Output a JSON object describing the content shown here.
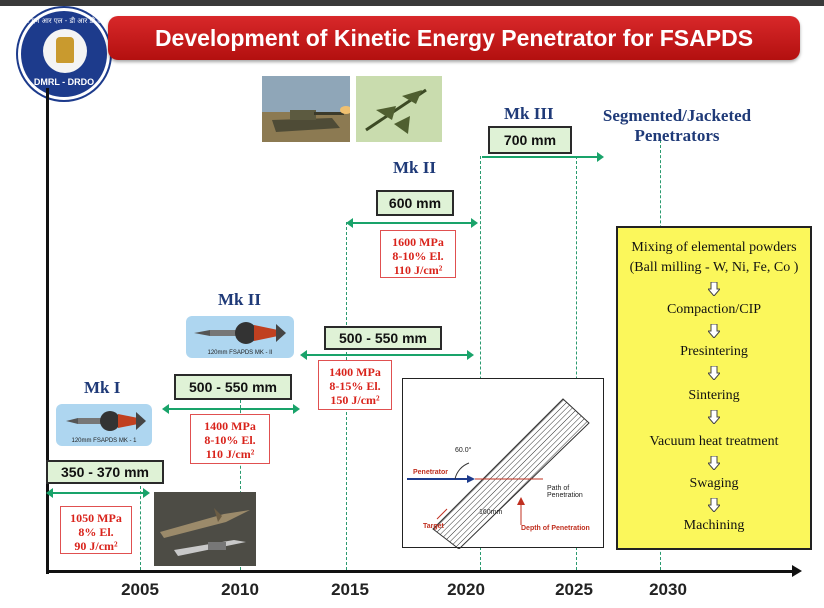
{
  "title": "Development of Kinetic Energy Penetrator for FSAPDS",
  "logo": {
    "hindi": "डी एम आर एल - डी आर डी ओ",
    "text": "DMRL - DRDO"
  },
  "timeline": {
    "years": [
      "2005",
      "2010",
      "2015",
      "2020",
      "2025",
      "2030"
    ]
  },
  "stages": [
    {
      "name": "Mk I",
      "caption": "120mm FSAPDS MK - 1",
      "penetration": "350 - 370 mm",
      "props": [
        "1050 MPa",
        "8% El.",
        "90 J/cm²"
      ]
    },
    {
      "name": "Mk II",
      "caption": "120mm FSAPDS MK - II",
      "penetration": "500 - 550 mm",
      "props": [
        "1400 MPa",
        "8-10% El.",
        "110 J/cm²"
      ]
    },
    {
      "name": "",
      "penetration": "500 - 550 mm",
      "props": [
        "1400 MPa",
        "8-15% El.",
        "150 J/cm²"
      ]
    },
    {
      "name": "Mk II",
      "penetration": "600 mm",
      "props": [
        "1600 MPa",
        "8-10% El.",
        "110 J/cm²"
      ]
    },
    {
      "name": "Mk III",
      "penetration": "700 mm"
    }
  ],
  "future": {
    "heading_line1": "Segmented/Jacketed",
    "heading_line2": "Penetrators"
  },
  "process": [
    "Mixing of elemental powders",
    "(Ball milling - W, Ni, Fe, Co )",
    "Compaction/CIP",
    "Presintering",
    "Sintering",
    "Vacuum heat treatment",
    "Swaging",
    "Machining"
  ],
  "diagram": {
    "penetrator": "Penetrator",
    "target": "Target",
    "path": "Path of Penetration",
    "depth": "Depth of Penetration",
    "width": "160mm",
    "angle": "60.0°"
  }
}
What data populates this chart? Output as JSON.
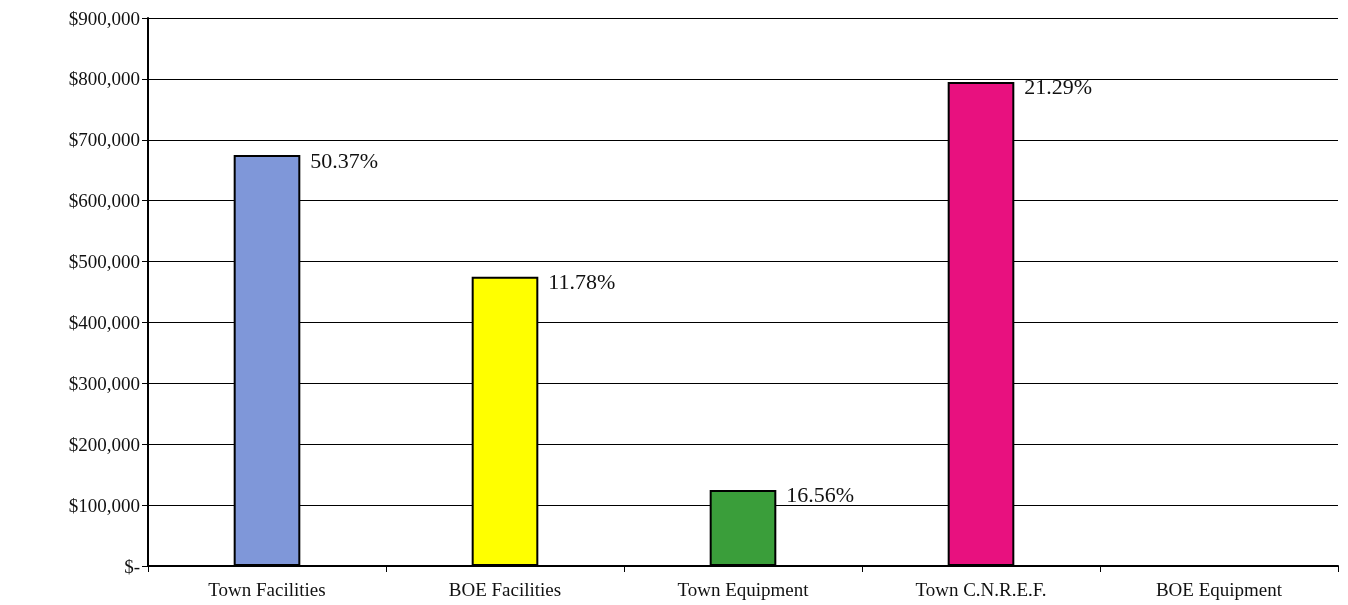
- - - -
DIRECTIONS:
Write out the entries above verbatim; the pictures do not belong in your copy.

EXERCISE OUTPUT:
Output a JSON object describing the content shown here.
{
  "title": "Development of Kinetic Energy Penetrator for FSAPDS",
  "logo": {
    "hindi": "डी एम आर एल - डी आर डी ओ",
    "text": "DMRL - DRDO"
  },
  "timeline": {
    "years": [
      "2005",
      "2010",
      "2015",
      "2020",
      "2025",
      "2030"
    ]
  },
  "stages": [
    {
      "name": "Mk I",
      "caption": "120mm FSAPDS MK - 1",
      "penetration": "350 - 370 mm",
      "props": [
        "1050 MPa",
        "8% El.",
        "90 J/cm²"
      ]
    },
    {
      "name": "Mk II",
      "caption": "120mm FSAPDS MK - II",
      "penetration": "500 - 550 mm",
      "props": [
        "1400 MPa",
        "8-10% El.",
        "110 J/cm²"
      ]
    },
    {
      "name": "",
      "penetration": "500 - 550 mm",
      "props": [
        "1400 MPa",
        "8-15% El.",
        "150 J/cm²"
      ]
    },
    {
      "name": "Mk II",
      "penetration": "600 mm",
      "props": [
        "1600 MPa",
        "8-10% El.",
        "110 J/cm²"
      ]
    },
    {
      "name": "Mk III",
      "penetration": "700 mm"
    }
  ],
  "future": {
    "heading_line1": "Segmented/Jacketed",
    "heading_line2": "Penetrators"
  },
  "process": [
    "Mixing of elemental powders",
    "(Ball milling - W, Ni, Fe, Co )",
    "Compaction/CIP",
    "Presintering",
    "Sintering",
    "Vacuum heat treatment",
    "Swaging",
    "Machining"
  ],
  "diagram": {
    "penetrator": "Penetrator",
    "target": "Target",
    "path": "Path of Penetration",
    "depth": "Depth of Penetration",
    "width": "160mm",
    "angle": "60.0°"
  }
}
What data populates this chart? Output as JSON.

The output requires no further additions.